━━━━━ DATA TO PROCESS
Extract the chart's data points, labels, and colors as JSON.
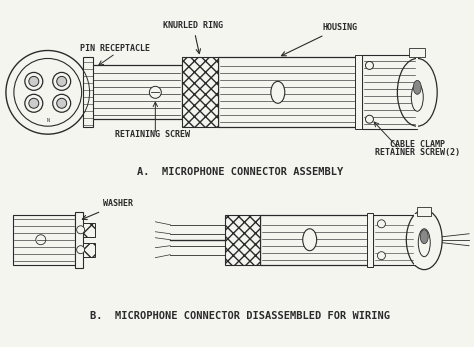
{
  "title_a": "A.  MICROPHONE CONNECTOR ASSEMBLY",
  "title_b": "B.  MICROPHONE CONNECTOR DISASSEMBLED FOR WIRING",
  "label_knurled_ring": "KNURLED RING",
  "label_housing": "HOUSING",
  "label_pin_receptacle": "PIN RECEPTACLE",
  "label_retaining_screw": "RETAINING SCREW",
  "label_cable_clamp": "CABLE CLAMP",
  "label_retainer_screw": "RETAINER SCREW(2)",
  "label_washer": "WASHER",
  "bg_color": "#f5f5f0",
  "line_color": "#2a2a2a",
  "font_size_label": 6.0,
  "font_size_title": 7.5
}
━━━━━━━━━━
Reproduce the whole listing exactly, but not the images in it.

## [ANSWER IN FULL]
Extract the chart's data points, labels, and colors as JSON.
{
  "title_a": "A.  MICROPHONE CONNECTOR ASSEMBLY",
  "title_b": "B.  MICROPHONE CONNECTOR DISASSEMBLED FOR WIRING",
  "label_knurled_ring": "KNURLED RING",
  "label_housing": "HOUSING",
  "label_pin_receptacle": "PIN RECEPTACLE",
  "label_retaining_screw": "RETAINING SCREW",
  "label_cable_clamp": "CABLE CLAMP",
  "label_retainer_screw": "RETAINER SCREW(2)",
  "label_washer": "WASHER",
  "bg_color": "#f5f5f0",
  "line_color": "#2a2a2a",
  "font_size_label": 6.0,
  "font_size_title": 7.5
}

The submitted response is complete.